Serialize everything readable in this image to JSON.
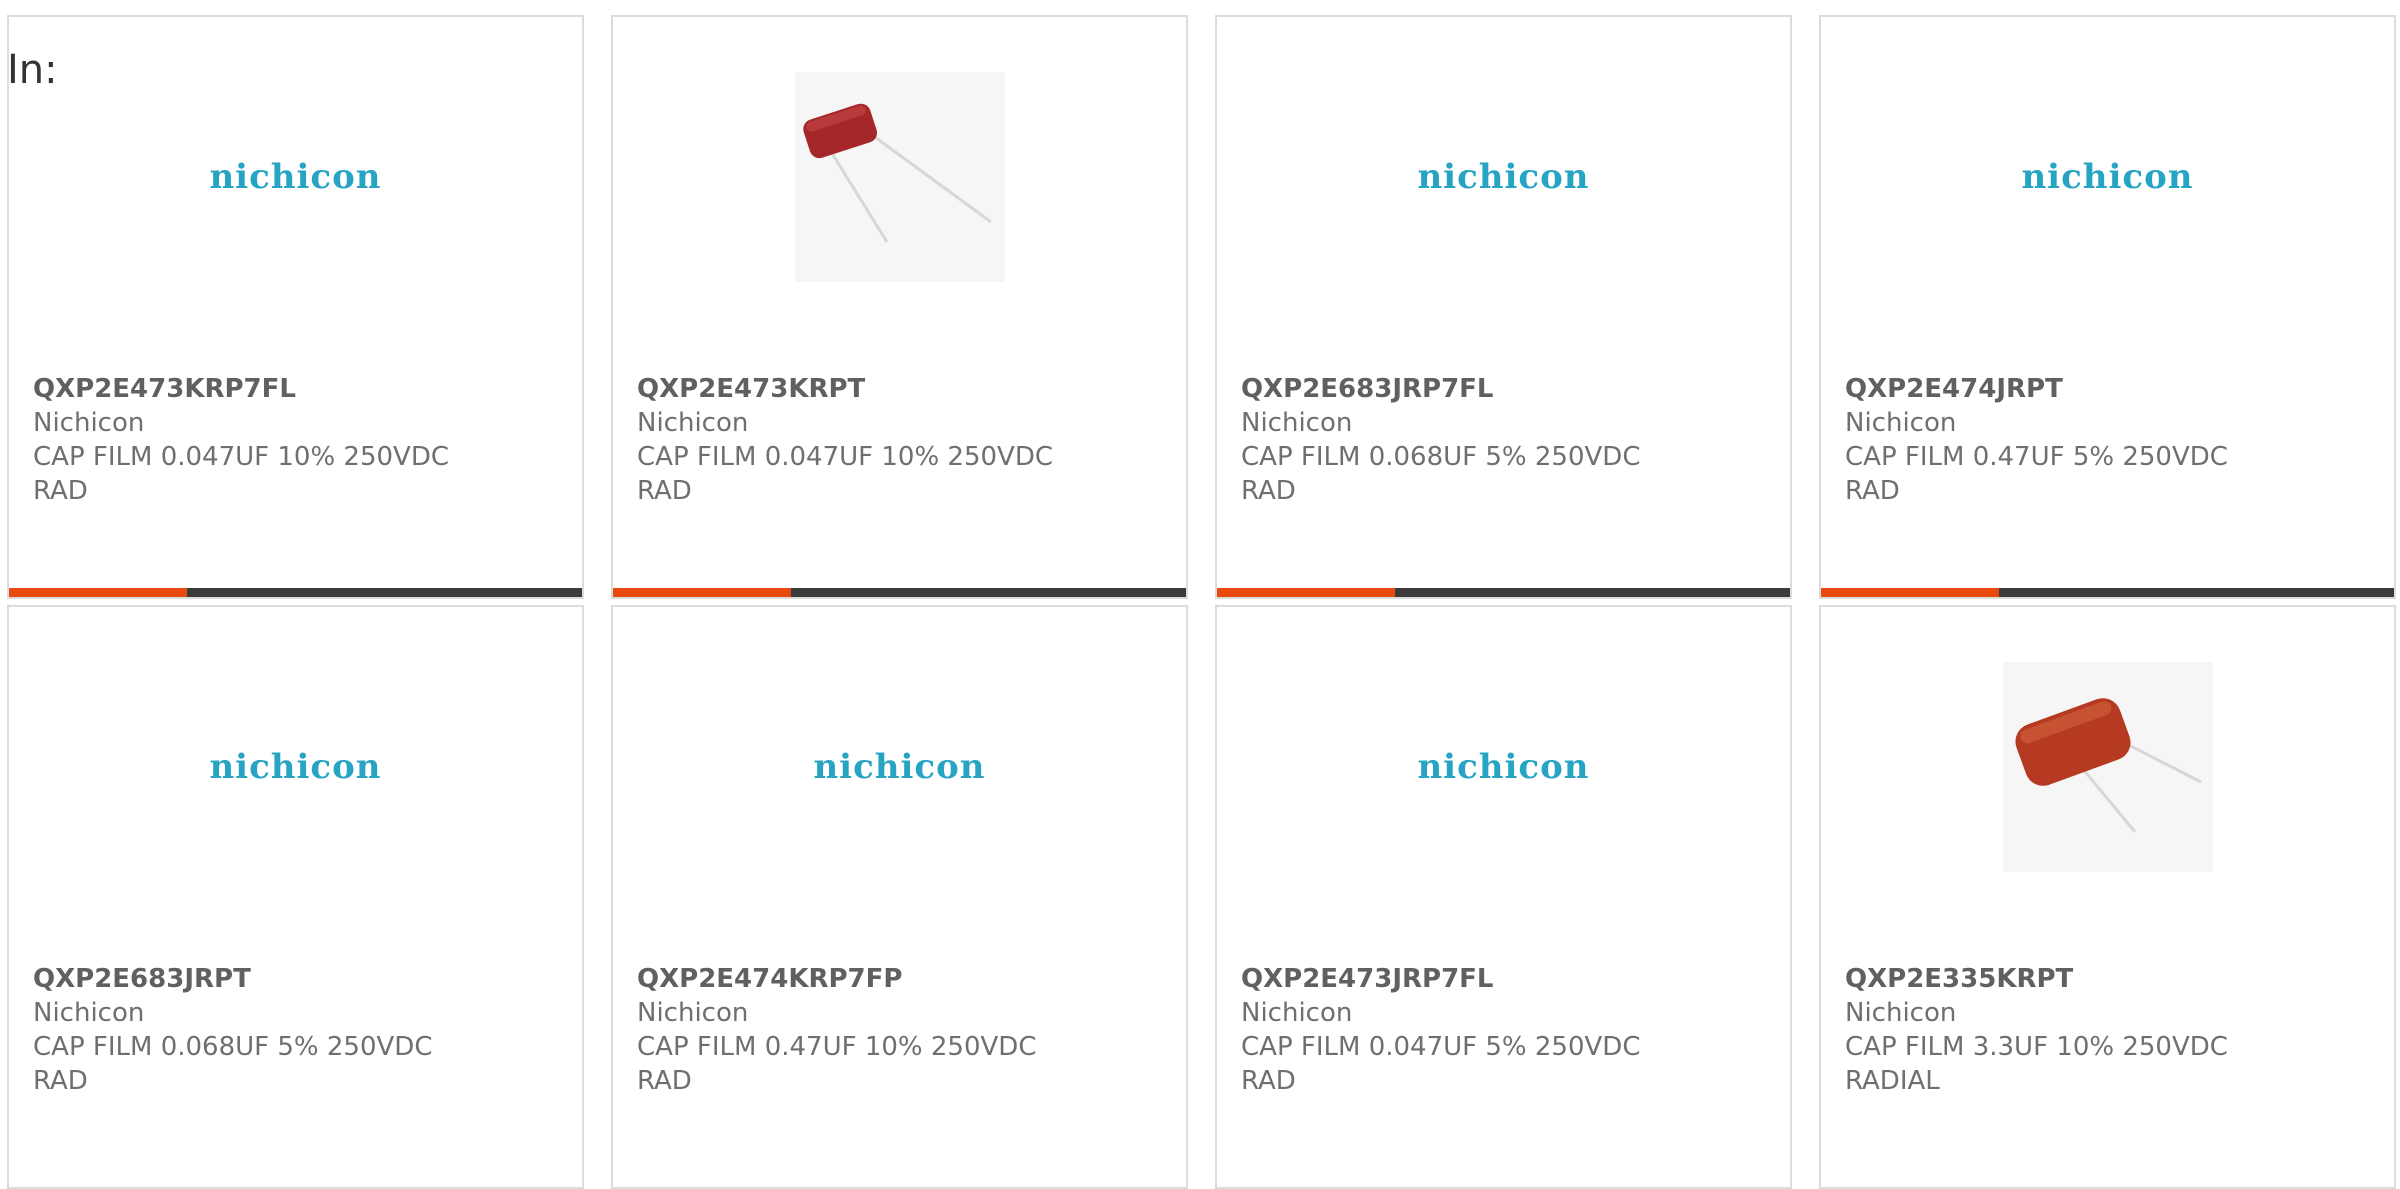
{
  "filter": {
    "label": "In:"
  },
  "colors": {
    "logo": "#27a4c4",
    "accent": "#e84a10",
    "bar": "#3b3b3b",
    "border": "#dcdcdc"
  },
  "products": [
    {
      "part_number": "QXP2E473KRP7FL",
      "manufacturer": "Nichicon",
      "description": "CAP FILM 0.047UF 10% 250VDC RAD",
      "image": "nichicon-logo",
      "logo_text": "nichicon",
      "accent_fraction": 0.31
    },
    {
      "part_number": "QXP2E473KRPT",
      "manufacturer": "Nichicon",
      "description": "CAP FILM 0.047UF 10% 250VDC RAD",
      "image": "capacitor-photo",
      "accent_fraction": 0.31
    },
    {
      "part_number": "QXP2E683JRP7FL",
      "manufacturer": "Nichicon",
      "description": "CAP FILM 0.068UF 5% 250VDC RAD",
      "image": "nichicon-logo",
      "logo_text": "nichicon",
      "accent_fraction": 0.31
    },
    {
      "part_number": "QXP2E474JRPT",
      "manufacturer": "Nichicon",
      "description": "CAP FILM 0.47UF 5% 250VDC RAD",
      "image": "nichicon-logo",
      "logo_text": "nichicon",
      "accent_fraction": 0.31
    },
    {
      "part_number": "QXP2E683JRPT",
      "manufacturer": "Nichicon",
      "description": "CAP FILM 0.068UF 5% 250VDC RAD",
      "image": "nichicon-logo",
      "logo_text": "nichicon"
    },
    {
      "part_number": "QXP2E474KRP7FP",
      "manufacturer": "Nichicon",
      "description": "CAP FILM 0.47UF 10% 250VDC RAD",
      "image": "nichicon-logo",
      "logo_text": "nichicon"
    },
    {
      "part_number": "QXP2E473JRP7FL",
      "manufacturer": "Nichicon",
      "description": "CAP FILM 0.047UF 5% 250VDC RAD",
      "image": "nichicon-logo",
      "logo_text": "nichicon"
    },
    {
      "part_number": "QXP2E335KRPT",
      "manufacturer": "Nichicon",
      "description": "CAP FILM 3.3UF 10% 250VDC RADIAL",
      "image": "capacitor-photo"
    }
  ]
}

=== The task ===
Skip the pictures and transcribe the rest of the records exactly.

=== Solution to this problem ===
Serialize everything readable in this image to JSON.
{
  "filter": {
    "label": "In:"
  },
  "colors": {
    "logo": "#27a4c4",
    "accent": "#e84a10",
    "bar": "#3b3b3b",
    "border": "#dcdcdc"
  },
  "products": [
    {
      "part_number": "QXP2E473KRP7FL",
      "manufacturer": "Nichicon",
      "description": "CAP FILM 0.047UF 10% 250VDC RAD",
      "image": "nichicon-logo",
      "logo_text": "nichicon",
      "accent_fraction": 0.31
    },
    {
      "part_number": "QXP2E473KRPT",
      "manufacturer": "Nichicon",
      "description": "CAP FILM 0.047UF 10% 250VDC RAD",
      "image": "capacitor-photo",
      "accent_fraction": 0.31
    },
    {
      "part_number": "QXP2E683JRP7FL",
      "manufacturer": "Nichicon",
      "description": "CAP FILM 0.068UF 5% 250VDC RAD",
      "image": "nichicon-logo",
      "logo_text": "nichicon",
      "accent_fraction": 0.31
    },
    {
      "part_number": "QXP2E474JRPT",
      "manufacturer": "Nichicon",
      "description": "CAP FILM 0.47UF 5% 250VDC RAD",
      "image": "nichicon-logo",
      "logo_text": "nichicon",
      "accent_fraction": 0.31
    },
    {
      "part_number": "QXP2E683JRPT",
      "manufacturer": "Nichicon",
      "description": "CAP FILM 0.068UF 5% 250VDC RAD",
      "image": "nichicon-logo",
      "logo_text": "nichicon"
    },
    {
      "part_number": "QXP2E474KRP7FP",
      "manufacturer": "Nichicon",
      "description": "CAP FILM 0.47UF 10% 250VDC RAD",
      "image": "nichicon-logo",
      "logo_text": "nichicon"
    },
    {
      "part_number": "QXP2E473JRP7FL",
      "manufacturer": "Nichicon",
      "description": "CAP FILM 0.047UF 5% 250VDC RAD",
      "image": "nichicon-logo",
      "logo_text": "nichicon"
    },
    {
      "part_number": "QXP2E335KRPT",
      "manufacturer": "Nichicon",
      "description": "CAP FILM 3.3UF 10% 250VDC RADIAL",
      "image": "capacitor-photo"
    }
  ]
}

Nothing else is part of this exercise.